**What you need to do**
Every line of the material below should be repeated exactly.

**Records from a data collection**
________________
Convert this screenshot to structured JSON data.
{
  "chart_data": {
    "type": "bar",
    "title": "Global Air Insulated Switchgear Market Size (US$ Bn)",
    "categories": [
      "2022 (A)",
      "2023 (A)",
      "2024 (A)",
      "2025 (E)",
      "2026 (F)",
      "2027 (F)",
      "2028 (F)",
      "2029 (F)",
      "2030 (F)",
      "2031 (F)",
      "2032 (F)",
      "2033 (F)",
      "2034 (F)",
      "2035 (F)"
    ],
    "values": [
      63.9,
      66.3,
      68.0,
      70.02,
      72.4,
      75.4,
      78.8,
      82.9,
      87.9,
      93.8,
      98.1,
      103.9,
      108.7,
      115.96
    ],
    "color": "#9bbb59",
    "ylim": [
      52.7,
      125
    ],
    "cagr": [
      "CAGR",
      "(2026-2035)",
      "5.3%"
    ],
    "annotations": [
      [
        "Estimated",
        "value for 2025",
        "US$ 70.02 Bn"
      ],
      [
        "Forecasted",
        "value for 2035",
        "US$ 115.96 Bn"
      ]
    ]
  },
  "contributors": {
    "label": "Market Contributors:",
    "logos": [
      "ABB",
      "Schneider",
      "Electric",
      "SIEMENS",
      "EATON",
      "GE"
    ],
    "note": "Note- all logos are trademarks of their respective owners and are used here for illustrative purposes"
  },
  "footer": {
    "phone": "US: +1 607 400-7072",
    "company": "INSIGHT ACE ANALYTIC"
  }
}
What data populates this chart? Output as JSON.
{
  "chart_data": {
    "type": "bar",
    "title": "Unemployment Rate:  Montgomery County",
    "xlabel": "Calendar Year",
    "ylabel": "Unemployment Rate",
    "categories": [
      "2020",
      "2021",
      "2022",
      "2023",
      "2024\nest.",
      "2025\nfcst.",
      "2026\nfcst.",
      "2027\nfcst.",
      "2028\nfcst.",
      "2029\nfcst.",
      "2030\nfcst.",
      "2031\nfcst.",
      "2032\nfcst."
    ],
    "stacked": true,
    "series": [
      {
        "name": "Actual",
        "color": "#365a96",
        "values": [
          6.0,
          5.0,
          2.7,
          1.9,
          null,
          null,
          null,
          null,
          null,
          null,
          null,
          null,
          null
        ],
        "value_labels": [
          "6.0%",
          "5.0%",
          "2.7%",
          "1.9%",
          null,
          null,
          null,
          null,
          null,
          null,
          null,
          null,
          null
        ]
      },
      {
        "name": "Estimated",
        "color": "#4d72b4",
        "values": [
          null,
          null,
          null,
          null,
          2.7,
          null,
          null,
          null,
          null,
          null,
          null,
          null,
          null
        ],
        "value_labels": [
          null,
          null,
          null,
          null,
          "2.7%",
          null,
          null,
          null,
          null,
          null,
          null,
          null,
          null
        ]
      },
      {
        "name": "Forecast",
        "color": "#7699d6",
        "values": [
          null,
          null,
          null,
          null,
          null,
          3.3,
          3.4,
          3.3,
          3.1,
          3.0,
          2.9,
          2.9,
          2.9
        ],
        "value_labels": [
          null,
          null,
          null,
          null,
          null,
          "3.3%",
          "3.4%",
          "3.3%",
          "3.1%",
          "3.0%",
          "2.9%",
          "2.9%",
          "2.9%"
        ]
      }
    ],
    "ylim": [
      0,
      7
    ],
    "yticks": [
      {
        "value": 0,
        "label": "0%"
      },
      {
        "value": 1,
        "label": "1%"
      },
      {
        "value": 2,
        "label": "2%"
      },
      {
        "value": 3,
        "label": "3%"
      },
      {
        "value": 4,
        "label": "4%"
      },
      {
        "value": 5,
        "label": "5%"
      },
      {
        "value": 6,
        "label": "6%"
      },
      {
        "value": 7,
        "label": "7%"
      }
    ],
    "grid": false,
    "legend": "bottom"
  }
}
________________
**Final result**
Convert this screenshot to structured JSON data.
{
  "chart_data": {
    "type": "bar",
    "title": "Global Air Insulated Switchgear Market Size (US$ Bn)",
    "categories": [
      "2022 (A)",
      "2023 (A)",
      "2024 (A)",
      "2025 (E)",
      "2026 (F)",
      "2027 (F)",
      "2028 (F)",
      "2029 (F)",
      "2030 (F)",
      "2031 (F)",
      "2032 (F)",
      "2033 (F)",
      "2034 (F)",
      "2035 (F)"
    ],
    "values": [
      63.9,
      66.3,
      68.0,
      70.02,
      72.4,
      75.4,
      78.8,
      82.9,
      87.9,
      93.8,
      98.1,
      103.9,
      108.7,
      115.96
    ],
    "color": "#9bbb59",
    "ylim": [
      52.7,
      125
    ],
    "cagr": [
      "CAGR",
      "(2026-2035)",
      "5.3%"
    ],
    "annotations": [
      [
        "Estimated",
        "value for 2025",
        "US$ 70.02 Bn"
      ],
      [
        "Forecasted",
        "value for 2035",
        "US$ 115.96 Bn"
      ]
    ]
  },
  "contributors": {
    "label": "Market Contributors:",
    "logos": [
      "ABB",
      "Schneider",
      "Electric",
      "SIEMENS",
      "EATON",
      "GE"
    ],
    "note": "Note- all logos are trademarks of their respective owners and are used here for illustrative purposes"
  },
  "footer": {
    "phone": "US: +1 607 400-7072",
    "company": "INSIGHT ACE ANALYTIC"
  }
}
What data populates this chart? Output as JSON.
{
  "chart_data": {
    "type": "bar",
    "title": "Unemployment Rate:  Montgomery County",
    "xlabel": "Calendar Year",
    "ylabel": "Unemployment Rate",
    "categories": [
      "2020",
      "2021",
      "2022",
      "2023",
      "2024\nest.",
      "2025\nfcst.",
      "2026\nfcst.",
      "2027\nfcst.",
      "2028\nfcst.",
      "2029\nfcst.",
      "2030\nfcst.",
      "2031\nfcst.",
      "2032\nfcst."
    ],
    "stacked": true,
    "series": [
      {
        "name": "Actual",
        "color": "#365a96",
        "values": [
          6.0,
          5.0,
          2.7,
          1.9,
          null,
          null,
          null,
          null,
          null,
          null,
          null,
          null,
          null
        ],
        "value_labels": [
          "6.0%",
          "5.0%",
          "2.7%",
          "1.9%",
          null,
          null,
          null,
          null,
          null,
          null,
          null,
          null,
          null
        ]
      },
      {
        "name": "Estimated",
        "color": "#4d72b4",
        "values": [
          null,
          null,
          null,
          null,
          2.7,
          null,
          null,
          null,
          null,
          null,
          null,
          null,
          null
        ],
        "value_labels": [
          null,
          null,
          null,
          null,
          "2.7%",
          null,
          null,
          null,
          null,
          null,
          null,
          null,
          null
        ]
      },
      {
        "name": "Forecast",
        "color": "#7699d6",
        "values": [
          null,
          null,
          null,
          null,
          null,
          3.3,
          3.4,
          3.3,
          3.1,
          3.0,
          2.9,
          2.9,
          2.9
        ],
        "value_labels": [
          null,
          null,
          null,
          null,
          null,
          "3.3%",
          "3.4%",
          "3.3%",
          "3.1%",
          "3.0%",
          "2.9%",
          "2.9%",
          "2.9%"
        ]
      }
    ],
    "ylim": [
      0,
      7
    ],
    "yticks": [
      {
        "value": 0,
        "label": "0%"
      },
      {
        "value": 1,
        "label": "1%"
      },
      {
        "value": 2,
        "label": "2%"
      },
      {
        "value": 3,
        "label": "3%"
      },
      {
        "value": 4,
        "label": "4%"
      },
      {
        "value": 5,
        "label": "5%"
      },
      {
        "value": 6,
        "label": "6%"
      },
      {
        "value": 7,
        "label": "7%"
      }
    ],
    "grid": false,
    "legend": "bottom"
  }
}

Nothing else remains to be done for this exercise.